Word for word, transcribe the lines below and drop the pictures.

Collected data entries
┌────────
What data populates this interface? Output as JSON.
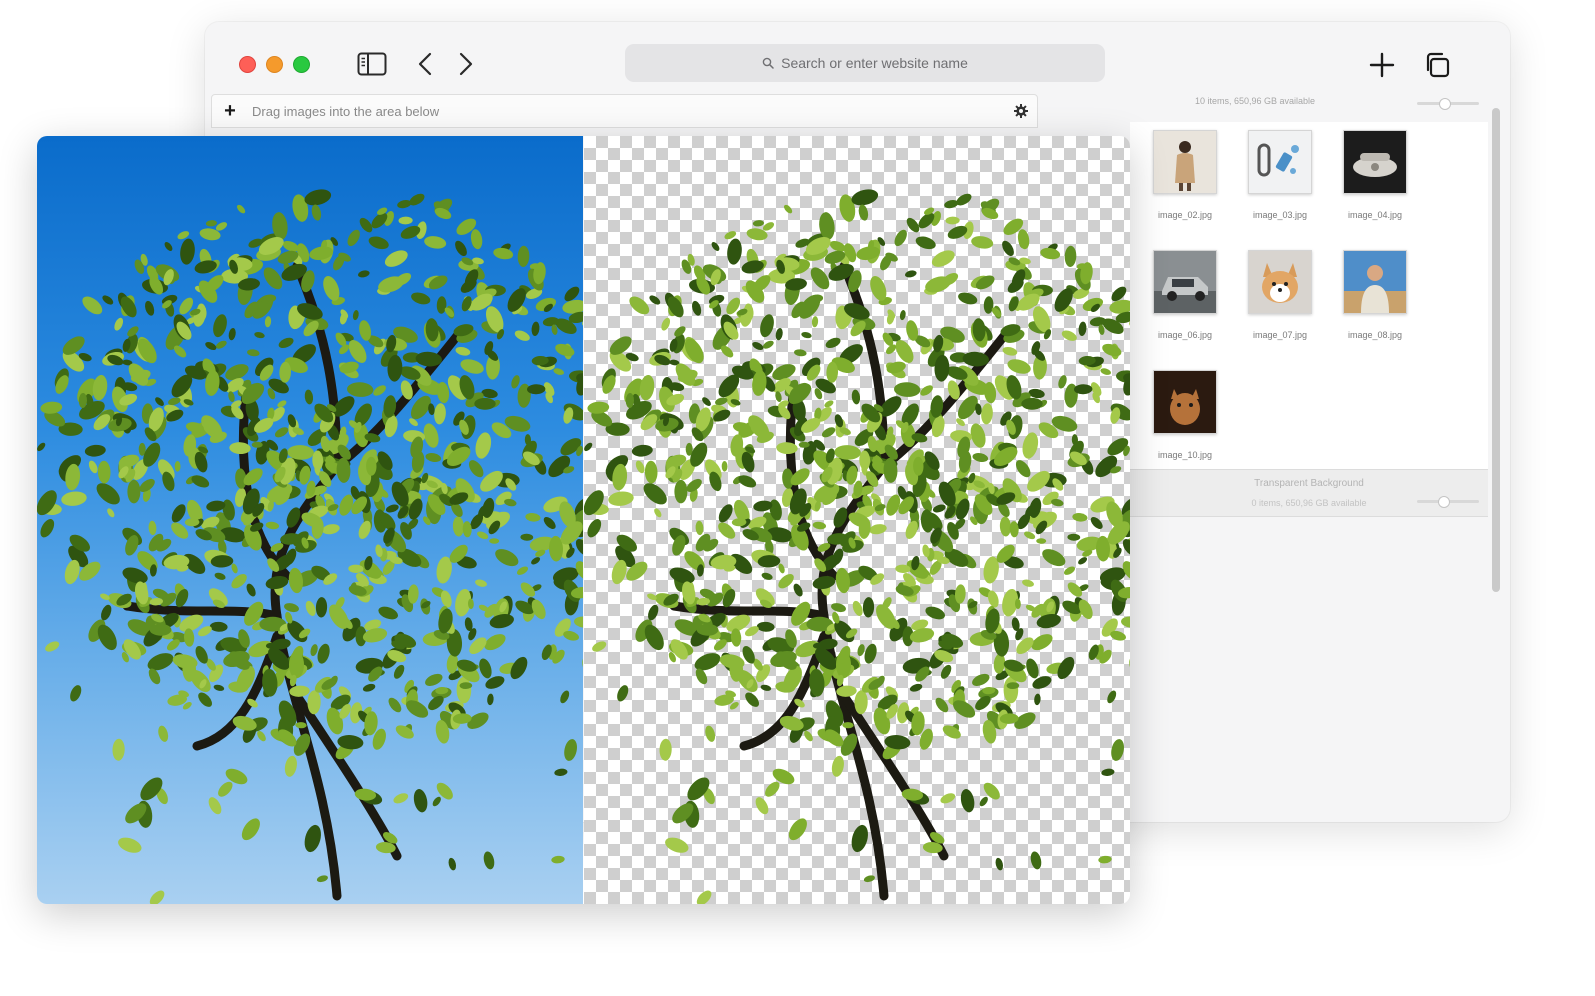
{
  "browser": {
    "search_placeholder": "Search or enter website name"
  },
  "drop_area": {
    "add_symbol": "+",
    "label": "Drag images into the area below"
  },
  "finder": {
    "status": "10 items, 650,96 GB available",
    "files": [
      {
        "name": "image_02.jpg",
        "icon": "woman-photo"
      },
      {
        "name": "image_03.jpg",
        "icon": "dumbbell-bottle-photo"
      },
      {
        "name": "image_04.jpg",
        "icon": "telephone-photo"
      },
      {
        "name": "image_06.jpg",
        "icon": "car-photo"
      },
      {
        "name": "image_07.jpg",
        "icon": "corgi-photo"
      },
      {
        "name": "image_08.jpg",
        "icon": "man-photo"
      },
      {
        "name": "image_10.jpg",
        "icon": "cat-photo"
      }
    ],
    "section": {
      "title": "Transparent Background",
      "status": "0 items, 650,96 GB available"
    }
  },
  "comparison": {
    "before": "tree-on-sky",
    "after": "tree-transparent-background"
  },
  "colors": {
    "close": "#fe5f57",
    "minimize": "#f59a2c",
    "zoom": "#29c940",
    "sky_top": "#0a6ccb",
    "sky_bottom": "#a9d0f1",
    "foliage": "#6f9a2a"
  }
}
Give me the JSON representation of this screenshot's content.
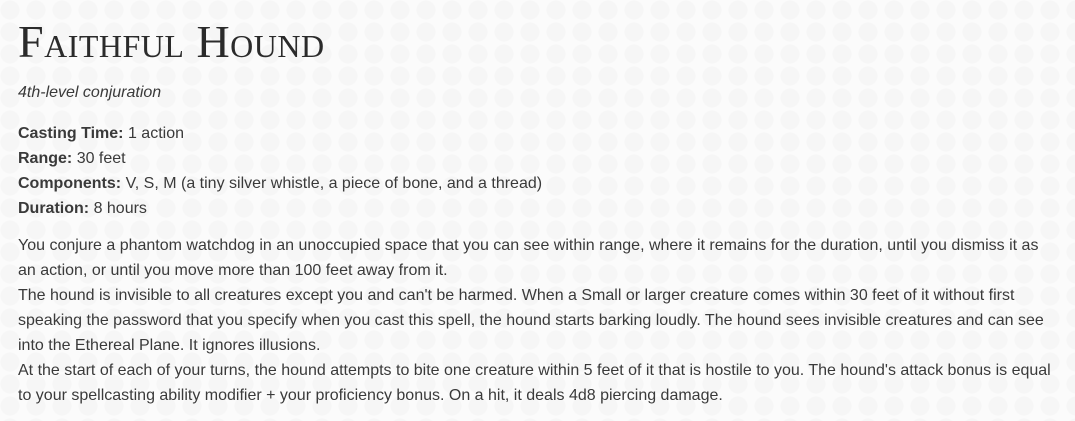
{
  "spell": {
    "title": "Faithful Hound",
    "school_line": "4th-level conjuration",
    "casting_time": {
      "label": "Casting Time:",
      "value": "1 action"
    },
    "range": {
      "label": "Range:",
      "value": "30 feet"
    },
    "components": {
      "label": "Components:",
      "value": "V, S, M (a tiny silver whistle, a piece of bone, and a thread)"
    },
    "duration": {
      "label": "Duration:",
      "value": "8 hours"
    },
    "paragraphs": [
      "You conjure a phantom watchdog in an unoccupied space that you can see within range, where it remains for the duration, until you dismiss it as an action, or until you move more than 100 feet away from it.",
      "The hound is invisible to all creatures except you and can't be harmed. When a Small or larger creature comes within 30 feet of it without first speaking the password that you specify when you cast this spell, the hound starts barking loudly. The hound sees invisible creatures and can see into the Ethereal Plane. It ignores illusions.",
      "At the start of each of your turns, the hound attempts to bite one creature within 5 feet of it that is hostile to you. The hound's attack bonus is equal to your spellcasting ability modifier + your proficiency bonus. On a hit, it deals 4d8 piercing damage."
    ]
  }
}
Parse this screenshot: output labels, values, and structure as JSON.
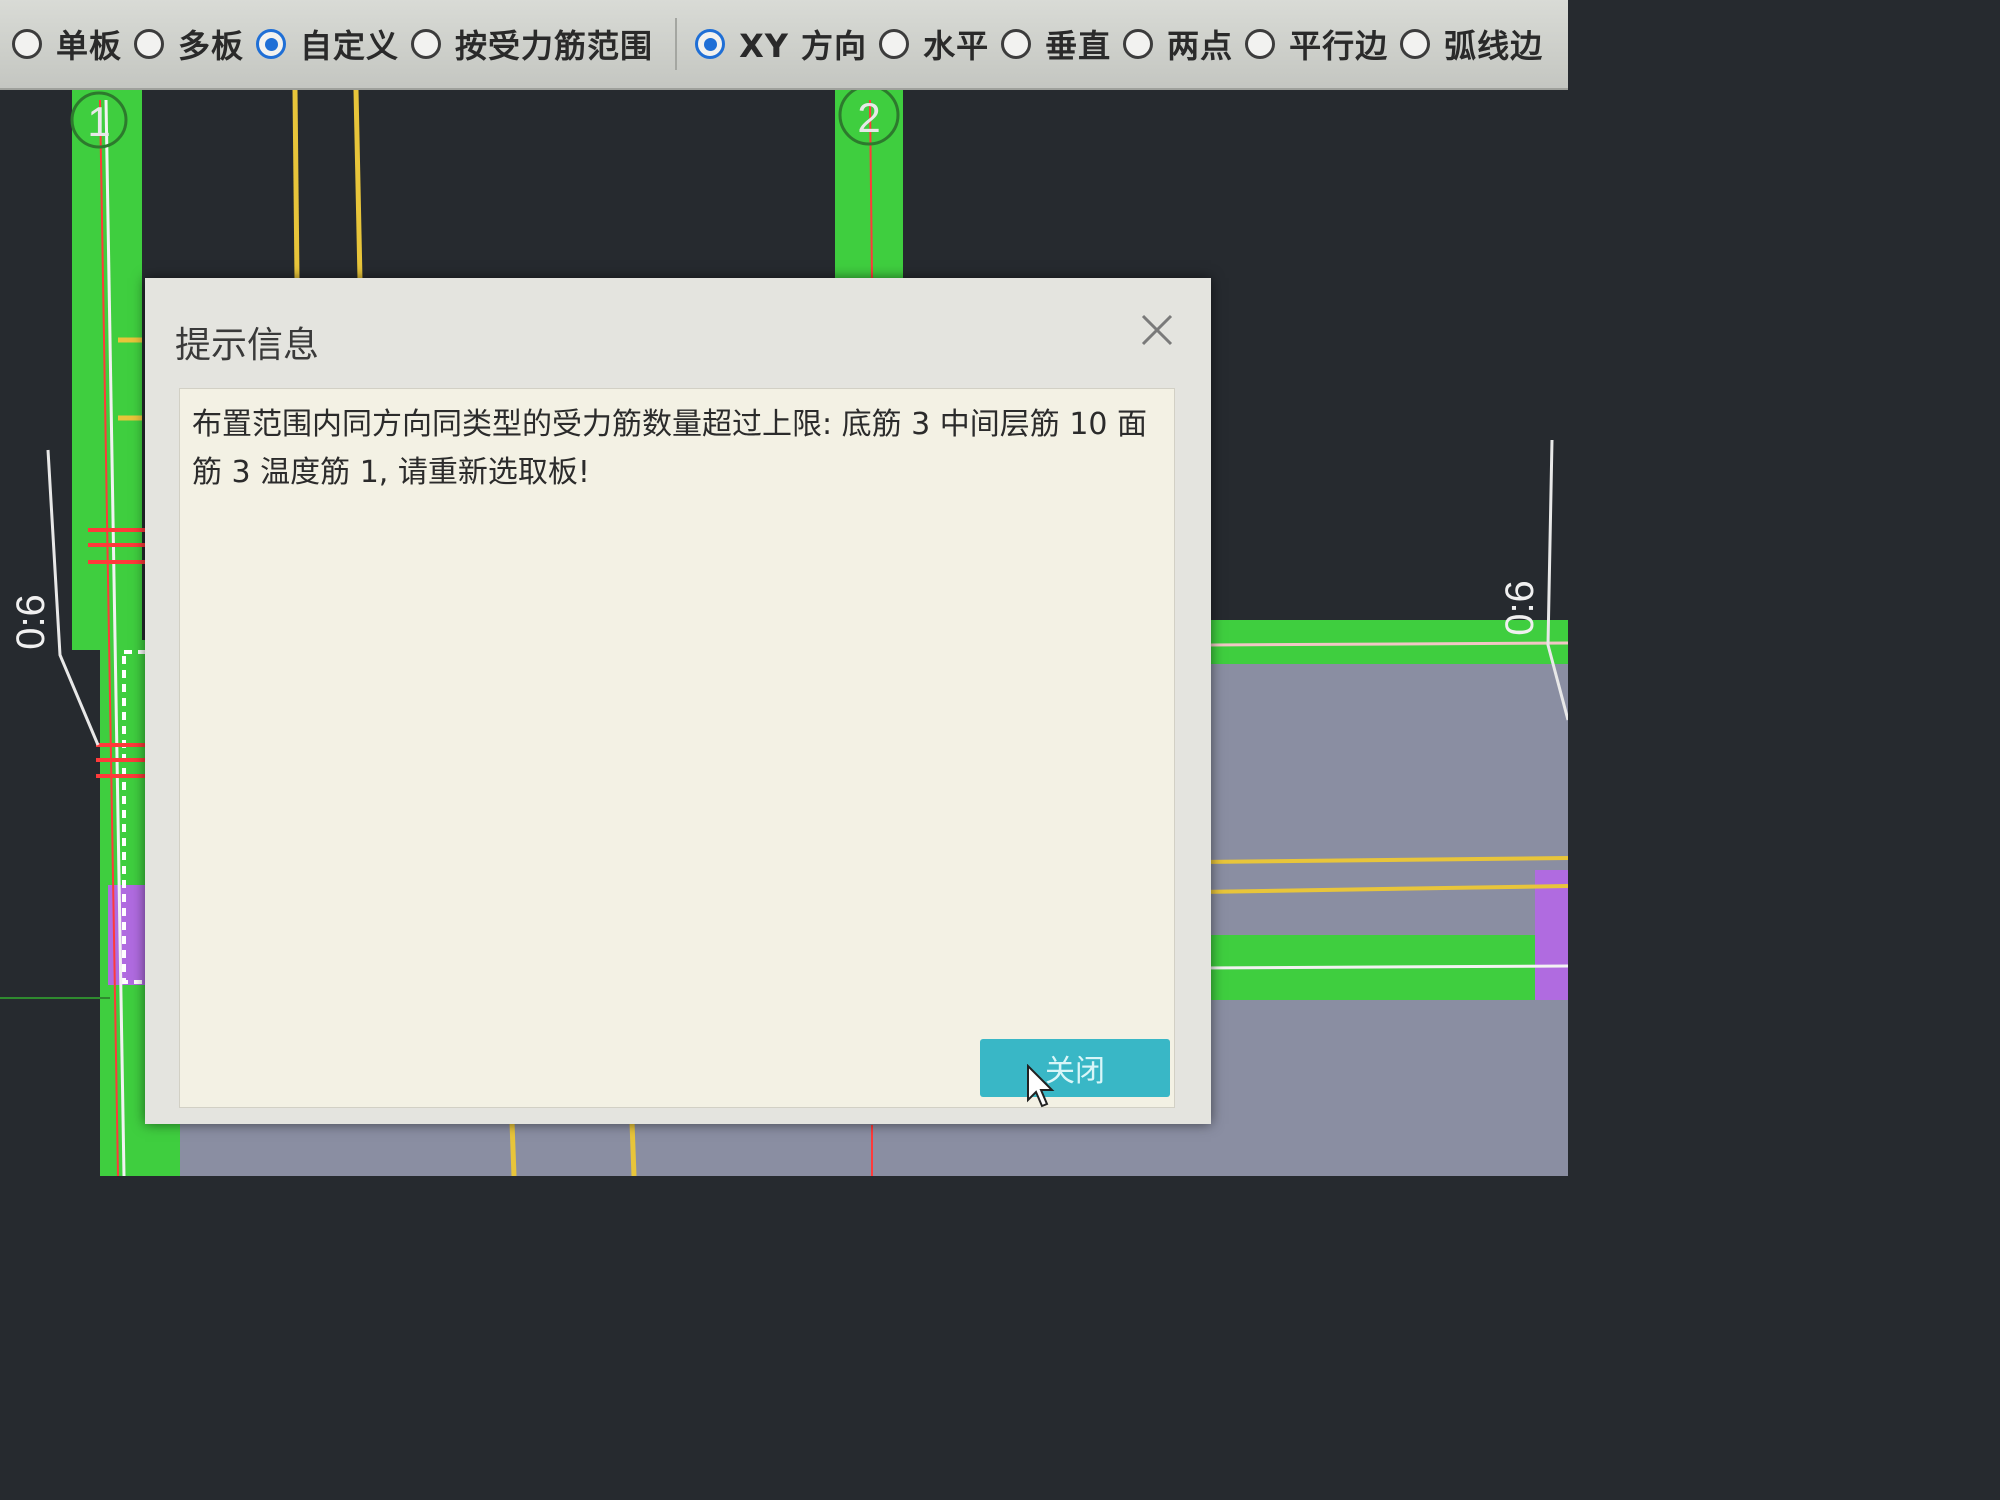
{
  "toolbar": {
    "options": [
      {
        "label": "单板",
        "selected": false
      },
      {
        "label": "多板",
        "selected": false
      },
      {
        "label": "自定义",
        "selected": true
      },
      {
        "label": "按受力筋范围",
        "selected": false
      },
      {
        "label": "XY 方向",
        "selected": true
      },
      {
        "label": "水平",
        "selected": false
      },
      {
        "label": "垂直",
        "selected": false
      },
      {
        "label": "两点",
        "selected": false
      },
      {
        "label": "平行边",
        "selected": false
      },
      {
        "label": "弧线边",
        "selected": false
      }
    ]
  },
  "canvas": {
    "axis_labels": [
      "1",
      "2"
    ],
    "dim_labels": [
      "0:6",
      "0:6"
    ]
  },
  "dialog": {
    "title": "提示信息",
    "message": "布置范围内同方向同类型的受力筋数量超过上限: 底筋 3 中间层筋 10 面筋 3 温度筋 1, 请重新选取板!",
    "close_button_label": "关闭"
  },
  "colors": {
    "canvas_background": "#262a2f",
    "beam_green": "#3fce3f",
    "slab_gray": "#8a8ea2",
    "rebar_yellow": "#e8c53a",
    "axis_red": "#ff3a3a",
    "accent_purple": "#b06be0",
    "button_teal": "#39b7c6"
  }
}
└────────
Exercise output
What data populates this interface? Output as JSON.
{
  "browser": {
    "search_placeholder": "Search or enter website name"
  },
  "drop_area": {
    "add_symbol": "+",
    "label": "Drag images into the area below"
  },
  "finder": {
    "status": "10 items, 650,96 GB available",
    "files": [
      {
        "name": "image_02.jpg",
        "icon": "woman-photo"
      },
      {
        "name": "image_03.jpg",
        "icon": "dumbbell-bottle-photo"
      },
      {
        "name": "image_04.jpg",
        "icon": "telephone-photo"
      },
      {
        "name": "image_06.jpg",
        "icon": "car-photo"
      },
      {
        "name": "image_07.jpg",
        "icon": "corgi-photo"
      },
      {
        "name": "image_08.jpg",
        "icon": "man-photo"
      },
      {
        "name": "image_10.jpg",
        "icon": "cat-photo"
      }
    ],
    "section": {
      "title": "Transparent Background",
      "status": "0 items, 650,96 GB available"
    }
  },
  "comparison": {
    "before": "tree-on-sky",
    "after": "tree-transparent-background"
  },
  "colors": {
    "close": "#fe5f57",
    "minimize": "#f59a2c",
    "zoom": "#29c940",
    "sky_top": "#0a6ccb",
    "sky_bottom": "#a9d0f1",
    "foliage": "#6f9a2a"
  }
}
Give me the JSON representation of this screenshot's content.
{
  "spell": {
    "title": "Faithful Hound",
    "school_line": "4th-level conjuration",
    "casting_time": {
      "label": "Casting Time:",
      "value": "1 action"
    },
    "range": {
      "label": "Range:",
      "value": "30 feet"
    },
    "components": {
      "label": "Components:",
      "value": "V, S, M (a tiny silver whistle, a piece of bone, and a thread)"
    },
    "duration": {
      "label": "Duration:",
      "value": "8 hours"
    },
    "paragraphs": [
      "You conjure a phantom watchdog in an unoccupied space that you can see within range, where it remains for the duration, until you dismiss it as an action, or until you move more than 100 feet away from it.",
      "The hound is invisible to all creatures except you and can't be harmed. When a Small or larger creature comes within 30 feet of it without first speaking the password that you specify when you cast this spell, the hound starts barking loudly. The hound sees invisible creatures and can see into the Ethereal Plane. It ignores illusions.",
      "At the start of each of your turns, the hound attempts to bite one creature within 5 feet of it that is hostile to you. The hound's attack bonus is equal to your spellcasting ability modifier + your proficiency bonus. On a hit, it deals 4d8 piercing damage."
    ]
  }
}
Parse this screenshot: output labels, values, and structure as JSON.
{
  "toolbar": {
    "options": [
      {
        "label": "单板",
        "selected": false
      },
      {
        "label": "多板",
        "selected": false
      },
      {
        "label": "自定义",
        "selected": true
      },
      {
        "label": "按受力筋范围",
        "selected": false
      },
      {
        "label": "XY 方向",
        "selected": true
      },
      {
        "label": "水平",
        "selected": false
      },
      {
        "label": "垂直",
        "selected": false
      },
      {
        "label": "两点",
        "selected": false
      },
      {
        "label": "平行边",
        "selected": false
      },
      {
        "label": "弧线边",
        "selected": false
      }
    ]
  },
  "canvas": {
    "axis_labels": [
      "1",
      "2"
    ],
    "dim_labels": [
      "0:6",
      "0:6"
    ]
  },
  "dialog": {
    "title": "提示信息",
    "message": "布置范围内同方向同类型的受力筋数量超过上限: 底筋 3 中间层筋 10 面筋 3 温度筋 1, 请重新选取板!",
    "close_button_label": "关闭"
  },
  "colors": {
    "canvas_background": "#262a2f",
    "beam_green": "#3fce3f",
    "slab_gray": "#8a8ea2",
    "rebar_yellow": "#e8c53a",
    "axis_red": "#ff3a3a",
    "accent_purple": "#b06be0",
    "button_teal": "#39b7c6"
  }
}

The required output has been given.